Challenge: Restate the entries word for word, omitting nothing.

-*-

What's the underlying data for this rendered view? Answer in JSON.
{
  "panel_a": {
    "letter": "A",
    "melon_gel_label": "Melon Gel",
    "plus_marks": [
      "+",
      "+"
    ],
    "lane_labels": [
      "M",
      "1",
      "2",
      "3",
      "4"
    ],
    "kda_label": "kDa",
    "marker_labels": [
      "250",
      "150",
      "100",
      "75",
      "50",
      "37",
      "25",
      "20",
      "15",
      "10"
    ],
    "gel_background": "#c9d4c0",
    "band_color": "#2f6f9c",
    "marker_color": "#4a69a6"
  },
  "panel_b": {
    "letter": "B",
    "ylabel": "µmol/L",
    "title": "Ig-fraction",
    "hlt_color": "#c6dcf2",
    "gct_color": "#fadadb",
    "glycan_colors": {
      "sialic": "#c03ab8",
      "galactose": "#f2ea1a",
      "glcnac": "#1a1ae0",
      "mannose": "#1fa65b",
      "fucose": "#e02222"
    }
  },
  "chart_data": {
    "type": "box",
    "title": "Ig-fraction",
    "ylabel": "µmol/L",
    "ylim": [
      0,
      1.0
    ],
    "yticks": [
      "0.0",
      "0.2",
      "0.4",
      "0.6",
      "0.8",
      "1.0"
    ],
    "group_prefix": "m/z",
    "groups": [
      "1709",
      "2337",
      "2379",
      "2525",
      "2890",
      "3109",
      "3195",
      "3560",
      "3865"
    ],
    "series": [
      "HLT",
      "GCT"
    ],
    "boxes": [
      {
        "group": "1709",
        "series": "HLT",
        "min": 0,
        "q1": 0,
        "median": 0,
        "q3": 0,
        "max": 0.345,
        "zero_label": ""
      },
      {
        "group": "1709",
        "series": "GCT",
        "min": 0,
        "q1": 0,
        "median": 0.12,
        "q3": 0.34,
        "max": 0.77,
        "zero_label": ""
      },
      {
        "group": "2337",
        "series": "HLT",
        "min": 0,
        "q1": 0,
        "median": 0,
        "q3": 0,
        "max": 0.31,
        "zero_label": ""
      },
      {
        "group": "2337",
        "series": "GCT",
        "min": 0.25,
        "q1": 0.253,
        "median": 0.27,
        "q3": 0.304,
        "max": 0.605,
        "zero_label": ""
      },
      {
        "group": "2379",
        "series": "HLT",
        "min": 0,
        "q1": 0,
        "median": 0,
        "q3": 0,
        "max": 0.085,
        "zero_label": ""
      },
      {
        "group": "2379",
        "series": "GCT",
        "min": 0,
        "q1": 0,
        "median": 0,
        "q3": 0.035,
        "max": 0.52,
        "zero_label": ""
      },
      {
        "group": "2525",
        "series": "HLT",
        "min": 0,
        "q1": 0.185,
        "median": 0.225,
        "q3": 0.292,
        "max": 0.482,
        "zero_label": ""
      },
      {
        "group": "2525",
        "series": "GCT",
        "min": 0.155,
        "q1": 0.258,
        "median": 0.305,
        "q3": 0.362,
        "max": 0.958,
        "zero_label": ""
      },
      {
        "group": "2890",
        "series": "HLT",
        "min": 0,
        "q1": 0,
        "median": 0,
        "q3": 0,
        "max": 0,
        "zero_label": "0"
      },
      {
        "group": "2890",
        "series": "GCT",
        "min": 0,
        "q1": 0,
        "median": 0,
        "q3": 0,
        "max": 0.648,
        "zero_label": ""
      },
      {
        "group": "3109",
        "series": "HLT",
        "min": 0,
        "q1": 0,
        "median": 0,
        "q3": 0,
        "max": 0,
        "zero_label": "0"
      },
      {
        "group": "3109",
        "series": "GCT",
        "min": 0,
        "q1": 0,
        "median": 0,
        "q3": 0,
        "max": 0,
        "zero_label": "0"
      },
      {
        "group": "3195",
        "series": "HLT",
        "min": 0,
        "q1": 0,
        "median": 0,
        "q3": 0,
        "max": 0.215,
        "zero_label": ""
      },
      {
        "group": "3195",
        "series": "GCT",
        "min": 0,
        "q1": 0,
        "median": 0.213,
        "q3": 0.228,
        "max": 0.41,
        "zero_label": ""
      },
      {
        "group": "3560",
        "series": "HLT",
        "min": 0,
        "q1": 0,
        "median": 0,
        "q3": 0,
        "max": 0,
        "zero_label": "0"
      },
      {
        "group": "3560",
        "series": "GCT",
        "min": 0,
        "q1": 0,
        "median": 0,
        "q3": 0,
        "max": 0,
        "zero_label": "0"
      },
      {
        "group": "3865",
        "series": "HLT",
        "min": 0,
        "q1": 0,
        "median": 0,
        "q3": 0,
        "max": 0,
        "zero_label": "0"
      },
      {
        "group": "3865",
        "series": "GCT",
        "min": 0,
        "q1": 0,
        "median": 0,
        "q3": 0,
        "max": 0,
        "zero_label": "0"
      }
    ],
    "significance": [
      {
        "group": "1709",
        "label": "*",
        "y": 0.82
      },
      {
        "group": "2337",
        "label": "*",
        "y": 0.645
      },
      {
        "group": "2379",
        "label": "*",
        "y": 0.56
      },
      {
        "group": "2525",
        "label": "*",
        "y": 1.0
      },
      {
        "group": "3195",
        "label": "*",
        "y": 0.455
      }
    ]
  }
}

-*-

Finished task:
What's the underlying data for this rendered view? Answer in JSON.
{
  "panel_a": {
    "letter": "A",
    "melon_gel_label": "Melon Gel",
    "plus_marks": [
      "+",
      "+"
    ],
    "lane_labels": [
      "M",
      "1",
      "2",
      "3",
      "4"
    ],
    "kda_label": "kDa",
    "marker_labels": [
      "250",
      "150",
      "100",
      "75",
      "50",
      "37",
      "25",
      "20",
      "15",
      "10"
    ],
    "gel_background": "#c9d4c0",
    "band_color": "#2f6f9c",
    "marker_color": "#4a69a6"
  },
  "panel_b": {
    "letter": "B",
    "ylabel": "µmol/L",
    "title": "Ig-fraction",
    "hlt_color": "#c6dcf2",
    "gct_color": "#fadadb",
    "glycan_colors": {
      "sialic": "#c03ab8",
      "galactose": "#f2ea1a",
      "glcnac": "#1a1ae0",
      "mannose": "#1fa65b",
      "fucose": "#e02222"
    }
  },
  "chart_data": {
    "type": "box",
    "title": "Ig-fraction",
    "ylabel": "µmol/L",
    "ylim": [
      0,
      1.0
    ],
    "yticks": [
      "0.0",
      "0.2",
      "0.4",
      "0.6",
      "0.8",
      "1.0"
    ],
    "group_prefix": "m/z",
    "groups": [
      "1709",
      "2337",
      "2379",
      "2525",
      "2890",
      "3109",
      "3195",
      "3560",
      "3865"
    ],
    "series": [
      "HLT",
      "GCT"
    ],
    "boxes": [
      {
        "group": "1709",
        "series": "HLT",
        "min": 0,
        "q1": 0,
        "median": 0,
        "q3": 0,
        "max": 0.345,
        "zero_label": ""
      },
      {
        "group": "1709",
        "series": "GCT",
        "min": 0,
        "q1": 0,
        "median": 0.12,
        "q3": 0.34,
        "max": 0.77,
        "zero_label": ""
      },
      {
        "group": "2337",
        "series": "HLT",
        "min": 0,
        "q1": 0,
        "median": 0,
        "q3": 0,
        "max": 0.31,
        "zero_label": ""
      },
      {
        "group": "2337",
        "series": "GCT",
        "min": 0.25,
        "q1": 0.253,
        "median": 0.27,
        "q3": 0.304,
        "max": 0.605,
        "zero_label": ""
      },
      {
        "group": "2379",
        "series": "HLT",
        "min": 0,
        "q1": 0,
        "median": 0,
        "q3": 0,
        "max": 0.085,
        "zero_label": ""
      },
      {
        "group": "2379",
        "series": "GCT",
        "min": 0,
        "q1": 0,
        "median": 0,
        "q3": 0.035,
        "max": 0.52,
        "zero_label": ""
      },
      {
        "group": "2525",
        "series": "HLT",
        "min": 0,
        "q1": 0.185,
        "median": 0.225,
        "q3": 0.292,
        "max": 0.482,
        "zero_label": ""
      },
      {
        "group": "2525",
        "series": "GCT",
        "min": 0.155,
        "q1": 0.258,
        "median": 0.305,
        "q3": 0.362,
        "max": 0.958,
        "zero_label": ""
      },
      {
        "group": "2890",
        "series": "HLT",
        "min": 0,
        "q1": 0,
        "median": 0,
        "q3": 0,
        "max": 0,
        "zero_label": "0"
      },
      {
        "group": "2890",
        "series": "GCT",
        "min": 0,
        "q1": 0,
        "median": 0,
        "q3": 0,
        "max": 0.648,
        "zero_label": ""
      },
      {
        "group": "3109",
        "series": "HLT",
        "min": 0,
        "q1": 0,
        "median": 0,
        "q3": 0,
        "max": 0,
        "zero_label": "0"
      },
      {
        "group": "3109",
        "series": "GCT",
        "min": 0,
        "q1": 0,
        "median": 0,
        "q3": 0,
        "max": 0,
        "zero_label": "0"
      },
      {
        "group": "3195",
        "series": "HLT",
        "min": 0,
        "q1": 0,
        "median": 0,
        "q3": 0,
        "max": 0.215,
        "zero_label": ""
      },
      {
        "group": "3195",
        "series": "GCT",
        "min": 0,
        "q1": 0,
        "median": 0.213,
        "q3": 0.228,
        "max": 0.41,
        "zero_label": ""
      },
      {
        "group": "3560",
        "series": "HLT",
        "min": 0,
        "q1": 0,
        "median": 0,
        "q3": 0,
        "max": 0,
        "zero_label": "0"
      },
      {
        "group": "3560",
        "series": "GCT",
        "min": 0,
        "q1": 0,
        "median": 0,
        "q3": 0,
        "max": 0,
        "zero_label": "0"
      },
      {
        "group": "3865",
        "series": "HLT",
        "min": 0,
        "q1": 0,
        "median": 0,
        "q3": 0,
        "max": 0,
        "zero_label": "0"
      },
      {
        "group": "3865",
        "series": "GCT",
        "min": 0,
        "q1": 0,
        "median": 0,
        "q3": 0,
        "max": 0,
        "zero_label": "0"
      }
    ],
    "significance": [
      {
        "group": "1709",
        "label": "*",
        "y": 0.82
      },
      {
        "group": "2337",
        "label": "*",
        "y": 0.645
      },
      {
        "group": "2379",
        "label": "*",
        "y": 0.56
      },
      {
        "group": "2525",
        "label": "*",
        "y": 1.0
      },
      {
        "group": "3195",
        "label": "*",
        "y": 0.455
      }
    ]
  }
}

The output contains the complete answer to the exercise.